### Set exercise:
The entries below are to be transcribed in full, without their images.

Dataset records on visual material

^^^^

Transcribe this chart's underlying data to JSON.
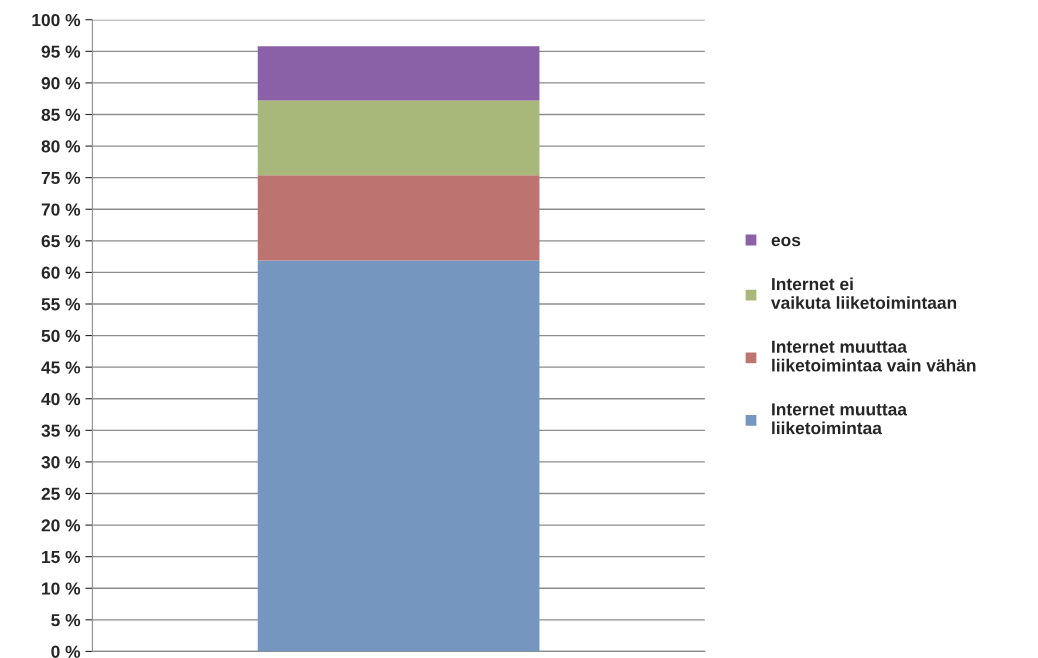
{
  "chart_data": {
    "type": "bar",
    "stacked": true,
    "categories": [
      null
    ],
    "series": [
      {
        "name": "Internet muuttaa liiketoimintaa",
        "color": "#7597bf",
        "values": [
          61.9
        ]
      },
      {
        "name": "Internet muuttaa liiketoimintaa vain vähän",
        "color": "#bd7471",
        "values": [
          13.5
        ]
      },
      {
        "name": "Internet ei vaikuta liiketoimintaan",
        "color": "#a8b87b",
        "values": [
          11.8
        ]
      },
      {
        "name": "eos",
        "color": "#8a61a6",
        "values": [
          8.6
        ]
      }
    ],
    "ylim": [
      0,
      100
    ],
    "yticks": [
      {
        "value": 0,
        "label": "0 %"
      },
      {
        "value": 5,
        "label": "5 %"
      },
      {
        "value": 10,
        "label": "10 %"
      },
      {
        "value": 15,
        "label": "15 %"
      },
      {
        "value": 20,
        "label": "20 %"
      },
      {
        "value": 25,
        "label": "25 %"
      },
      {
        "value": 30,
        "label": "30 %"
      },
      {
        "value": 35,
        "label": "35 %"
      },
      {
        "value": 40,
        "label": "40 %"
      },
      {
        "value": 45,
        "label": "45 %"
      },
      {
        "value": 50,
        "label": "50 %"
      },
      {
        "value": 55,
        "label": "55 %"
      },
      {
        "value": 60,
        "label": "60 %"
      },
      {
        "value": 65,
        "label": "65 %"
      },
      {
        "value": 70,
        "label": "70 %"
      },
      {
        "value": 75,
        "label": "75 %"
      },
      {
        "value": 80,
        "label": "80 %"
      },
      {
        "value": 85,
        "label": "85 %"
      },
      {
        "value": 90,
        "label": "90 %"
      },
      {
        "value": 95,
        "label": "95 %"
      },
      {
        "value": 100,
        "label": "100 %"
      }
    ],
    "grid": "y",
    "legend": "right"
  }
}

^^^^

### Task result:
Transcribe this chart's underlying data to JSON.
{
  "chart_data": {
    "type": "bar",
    "stacked": true,
    "categories": [
      null
    ],
    "series": [
      {
        "name": "Internet muuttaa liiketoimintaa",
        "color": "#7597bf",
        "values": [
          61.9
        ]
      },
      {
        "name": "Internet muuttaa liiketoimintaa vain vähän",
        "color": "#bd7471",
        "values": [
          13.5
        ]
      },
      {
        "name": "Internet ei vaikuta liiketoimintaan",
        "color": "#a8b87b",
        "values": [
          11.8
        ]
      },
      {
        "name": "eos",
        "color": "#8a61a6",
        "values": [
          8.6
        ]
      }
    ],
    "ylim": [
      0,
      100
    ],
    "yticks": [
      {
        "value": 0,
        "label": "0 %"
      },
      {
        "value": 5,
        "label": "5 %"
      },
      {
        "value": 10,
        "label": "10 %"
      },
      {
        "value": 15,
        "label": "15 %"
      },
      {
        "value": 20,
        "label": "20 %"
      },
      {
        "value": 25,
        "label": "25 %"
      },
      {
        "value": 30,
        "label": "30 %"
      },
      {
        "value": 35,
        "label": "35 %"
      },
      {
        "value": 40,
        "label": "40 %"
      },
      {
        "value": 45,
        "label": "45 %"
      },
      {
        "value": 50,
        "label": "50 %"
      },
      {
        "value": 55,
        "label": "55 %"
      },
      {
        "value": 60,
        "label": "60 %"
      },
      {
        "value": 65,
        "label": "65 %"
      },
      {
        "value": 70,
        "label": "70 %"
      },
      {
        "value": 75,
        "label": "75 %"
      },
      {
        "value": 80,
        "label": "80 %"
      },
      {
        "value": 85,
        "label": "85 %"
      },
      {
        "value": 90,
        "label": "90 %"
      },
      {
        "value": 95,
        "label": "95 %"
      },
      {
        "value": 100,
        "label": "100 %"
      }
    ],
    "grid": "y",
    "legend": "right"
  }
}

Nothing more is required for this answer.